[Extracted data entries]
__________

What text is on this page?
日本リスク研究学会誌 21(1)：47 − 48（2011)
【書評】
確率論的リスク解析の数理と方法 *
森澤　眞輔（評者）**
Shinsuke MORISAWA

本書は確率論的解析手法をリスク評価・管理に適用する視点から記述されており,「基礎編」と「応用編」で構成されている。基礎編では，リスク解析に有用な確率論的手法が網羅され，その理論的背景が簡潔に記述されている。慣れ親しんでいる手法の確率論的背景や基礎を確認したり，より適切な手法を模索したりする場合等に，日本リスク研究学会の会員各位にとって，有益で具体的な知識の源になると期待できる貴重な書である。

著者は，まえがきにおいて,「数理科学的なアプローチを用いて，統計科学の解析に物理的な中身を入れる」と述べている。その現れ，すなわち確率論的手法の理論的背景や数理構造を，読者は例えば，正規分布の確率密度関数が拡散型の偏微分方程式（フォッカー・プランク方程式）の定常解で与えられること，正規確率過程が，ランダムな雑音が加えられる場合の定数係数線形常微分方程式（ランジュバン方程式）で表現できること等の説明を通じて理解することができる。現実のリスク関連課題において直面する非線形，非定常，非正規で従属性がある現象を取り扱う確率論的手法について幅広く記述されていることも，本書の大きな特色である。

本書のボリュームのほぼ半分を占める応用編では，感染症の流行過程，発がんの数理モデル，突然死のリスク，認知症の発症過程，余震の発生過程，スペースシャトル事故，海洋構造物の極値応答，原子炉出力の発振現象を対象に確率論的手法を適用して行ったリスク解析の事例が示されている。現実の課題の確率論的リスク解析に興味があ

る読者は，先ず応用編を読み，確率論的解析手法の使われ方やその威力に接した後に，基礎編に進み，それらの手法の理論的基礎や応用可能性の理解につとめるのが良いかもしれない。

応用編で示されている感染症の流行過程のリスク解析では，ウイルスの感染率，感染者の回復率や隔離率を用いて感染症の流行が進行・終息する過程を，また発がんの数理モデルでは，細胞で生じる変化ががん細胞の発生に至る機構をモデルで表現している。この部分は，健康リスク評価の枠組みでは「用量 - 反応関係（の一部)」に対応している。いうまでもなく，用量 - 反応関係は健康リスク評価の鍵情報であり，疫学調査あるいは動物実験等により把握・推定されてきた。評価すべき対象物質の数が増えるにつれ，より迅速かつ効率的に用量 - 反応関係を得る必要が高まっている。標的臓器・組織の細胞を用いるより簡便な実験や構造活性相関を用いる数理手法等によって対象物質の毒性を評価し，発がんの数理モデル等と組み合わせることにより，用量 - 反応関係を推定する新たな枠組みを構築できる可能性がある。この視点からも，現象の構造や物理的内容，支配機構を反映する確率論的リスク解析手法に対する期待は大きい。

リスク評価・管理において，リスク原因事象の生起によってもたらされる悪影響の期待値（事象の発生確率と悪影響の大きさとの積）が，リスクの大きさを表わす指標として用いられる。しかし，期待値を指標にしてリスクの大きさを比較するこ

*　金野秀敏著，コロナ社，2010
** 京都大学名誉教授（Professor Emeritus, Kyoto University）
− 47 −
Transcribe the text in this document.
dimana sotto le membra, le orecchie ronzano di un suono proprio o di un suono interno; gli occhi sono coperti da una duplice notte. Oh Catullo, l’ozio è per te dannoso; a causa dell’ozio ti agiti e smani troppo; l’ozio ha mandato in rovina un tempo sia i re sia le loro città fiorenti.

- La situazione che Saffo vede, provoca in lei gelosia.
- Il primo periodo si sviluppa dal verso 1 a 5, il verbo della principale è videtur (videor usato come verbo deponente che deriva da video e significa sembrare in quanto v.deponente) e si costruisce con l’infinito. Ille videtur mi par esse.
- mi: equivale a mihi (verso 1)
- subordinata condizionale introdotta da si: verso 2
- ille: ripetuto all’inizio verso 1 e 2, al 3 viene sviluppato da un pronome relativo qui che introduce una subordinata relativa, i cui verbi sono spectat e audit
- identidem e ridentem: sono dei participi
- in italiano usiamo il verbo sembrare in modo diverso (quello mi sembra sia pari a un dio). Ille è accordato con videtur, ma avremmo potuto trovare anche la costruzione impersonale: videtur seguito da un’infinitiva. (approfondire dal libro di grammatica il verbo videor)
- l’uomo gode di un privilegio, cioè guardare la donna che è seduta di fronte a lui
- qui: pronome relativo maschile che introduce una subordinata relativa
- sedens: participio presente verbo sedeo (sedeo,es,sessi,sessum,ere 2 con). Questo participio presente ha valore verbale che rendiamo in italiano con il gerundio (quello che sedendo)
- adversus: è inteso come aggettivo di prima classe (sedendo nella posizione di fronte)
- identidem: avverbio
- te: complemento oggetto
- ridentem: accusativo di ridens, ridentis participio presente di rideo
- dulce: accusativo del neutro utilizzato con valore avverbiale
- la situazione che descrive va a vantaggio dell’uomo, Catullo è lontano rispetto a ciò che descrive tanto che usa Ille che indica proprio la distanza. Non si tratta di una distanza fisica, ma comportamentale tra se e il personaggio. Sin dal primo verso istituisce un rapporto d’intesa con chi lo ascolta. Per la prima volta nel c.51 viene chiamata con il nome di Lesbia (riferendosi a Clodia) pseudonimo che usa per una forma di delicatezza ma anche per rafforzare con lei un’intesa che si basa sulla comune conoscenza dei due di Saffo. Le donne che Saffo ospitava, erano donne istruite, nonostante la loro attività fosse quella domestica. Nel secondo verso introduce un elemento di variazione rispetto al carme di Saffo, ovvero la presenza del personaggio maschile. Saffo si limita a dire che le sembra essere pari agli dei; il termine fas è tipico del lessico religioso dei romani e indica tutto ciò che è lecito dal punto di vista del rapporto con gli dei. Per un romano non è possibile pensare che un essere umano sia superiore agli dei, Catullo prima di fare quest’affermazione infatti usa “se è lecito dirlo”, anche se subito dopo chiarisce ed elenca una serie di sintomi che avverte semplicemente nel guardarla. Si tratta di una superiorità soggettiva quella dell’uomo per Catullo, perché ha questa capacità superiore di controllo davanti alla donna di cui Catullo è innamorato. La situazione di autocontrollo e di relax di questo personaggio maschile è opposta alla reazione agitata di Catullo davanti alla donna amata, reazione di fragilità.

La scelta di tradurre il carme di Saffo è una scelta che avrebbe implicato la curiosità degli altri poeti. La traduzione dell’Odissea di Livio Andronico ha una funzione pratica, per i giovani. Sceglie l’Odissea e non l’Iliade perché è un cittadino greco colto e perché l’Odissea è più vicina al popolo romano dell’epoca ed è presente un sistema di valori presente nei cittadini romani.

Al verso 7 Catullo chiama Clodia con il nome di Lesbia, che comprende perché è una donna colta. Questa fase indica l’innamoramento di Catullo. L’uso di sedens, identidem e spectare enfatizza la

__________

# TASK PROMPT:
Where a line above includes "sembrare", copy that line.

# COMPLETED EXERCISE:
- Il primo periodo si sviluppa dal verso 1 a 5, il verbo della principale è videtur (videor usato come verbo deponente che deriva da video e significa sembrare in quanto v.deponente) e si costruisce con l’infinito. Ille videtur mi par esse.
- in italiano usiamo il verbo sembrare in modo diverso (quello mi sembra sia pari a un dio). Ille è accordato con videtur, ma avremmo potuto trovare anche la costruzione impersonale: videtur seguito da un’infinitiva. (approfondire dal libro di grammatica il verbo videor)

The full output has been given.